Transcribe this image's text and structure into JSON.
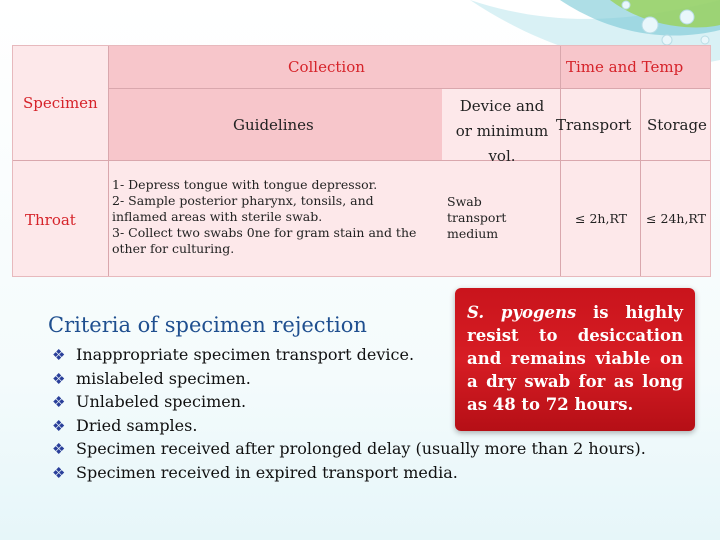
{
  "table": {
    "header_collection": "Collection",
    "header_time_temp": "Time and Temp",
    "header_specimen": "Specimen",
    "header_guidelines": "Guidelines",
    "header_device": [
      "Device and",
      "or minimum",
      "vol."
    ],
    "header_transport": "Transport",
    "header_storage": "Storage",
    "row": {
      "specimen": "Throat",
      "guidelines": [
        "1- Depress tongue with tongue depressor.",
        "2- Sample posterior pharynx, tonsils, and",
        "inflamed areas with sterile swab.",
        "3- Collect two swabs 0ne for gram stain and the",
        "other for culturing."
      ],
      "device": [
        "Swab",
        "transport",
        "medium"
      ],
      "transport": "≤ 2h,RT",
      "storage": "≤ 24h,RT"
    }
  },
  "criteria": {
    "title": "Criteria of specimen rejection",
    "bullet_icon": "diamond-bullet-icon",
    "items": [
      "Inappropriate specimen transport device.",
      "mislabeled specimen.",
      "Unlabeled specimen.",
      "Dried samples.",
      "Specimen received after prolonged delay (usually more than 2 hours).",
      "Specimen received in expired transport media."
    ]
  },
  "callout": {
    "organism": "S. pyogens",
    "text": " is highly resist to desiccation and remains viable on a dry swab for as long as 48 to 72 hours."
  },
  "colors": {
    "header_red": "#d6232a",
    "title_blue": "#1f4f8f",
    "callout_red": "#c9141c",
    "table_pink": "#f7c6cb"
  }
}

——

*Aim*:
Reproduce each entry verbatim, excluding any embedded images.

*Answer to this problem*:
Transcribe this image's text and structure into JSON.
{
  "table": {
    "header_collection": "Collection",
    "header_time_temp": "Time and Temp",
    "header_specimen": "Specimen",
    "header_guidelines": "Guidelines",
    "header_device": [
      "Device and",
      "or minimum",
      "vol."
    ],
    "header_transport": "Transport",
    "header_storage": "Storage",
    "row": {
      "specimen": "Throat",
      "guidelines": [
        "1- Depress tongue with tongue depressor.",
        "2- Sample posterior pharynx, tonsils, and",
        "inflamed areas with sterile swab.",
        "3- Collect two swabs 0ne for gram stain and the",
        "other for culturing."
      ],
      "device": [
        "Swab",
        "transport",
        "medium"
      ],
      "transport": "≤ 2h,RT",
      "storage": "≤ 24h,RT"
    }
  },
  "criteria": {
    "title": "Criteria of specimen rejection",
    "bullet_icon": "diamond-bullet-icon",
    "items": [
      "Inappropriate specimen transport device.",
      "mislabeled specimen.",
      "Unlabeled specimen.",
      "Dried samples.",
      "Specimen received after prolonged delay (usually more than 2 hours).",
      "Specimen received in expired transport media."
    ]
  },
  "callout": {
    "organism": "S. pyogens",
    "text": " is highly resist to desiccation and remains viable on a dry swab for as long as 48 to 72 hours."
  },
  "colors": {
    "header_red": "#d6232a",
    "title_blue": "#1f4f8f",
    "callout_red": "#c9141c",
    "table_pink": "#f7c6cb"
  }
}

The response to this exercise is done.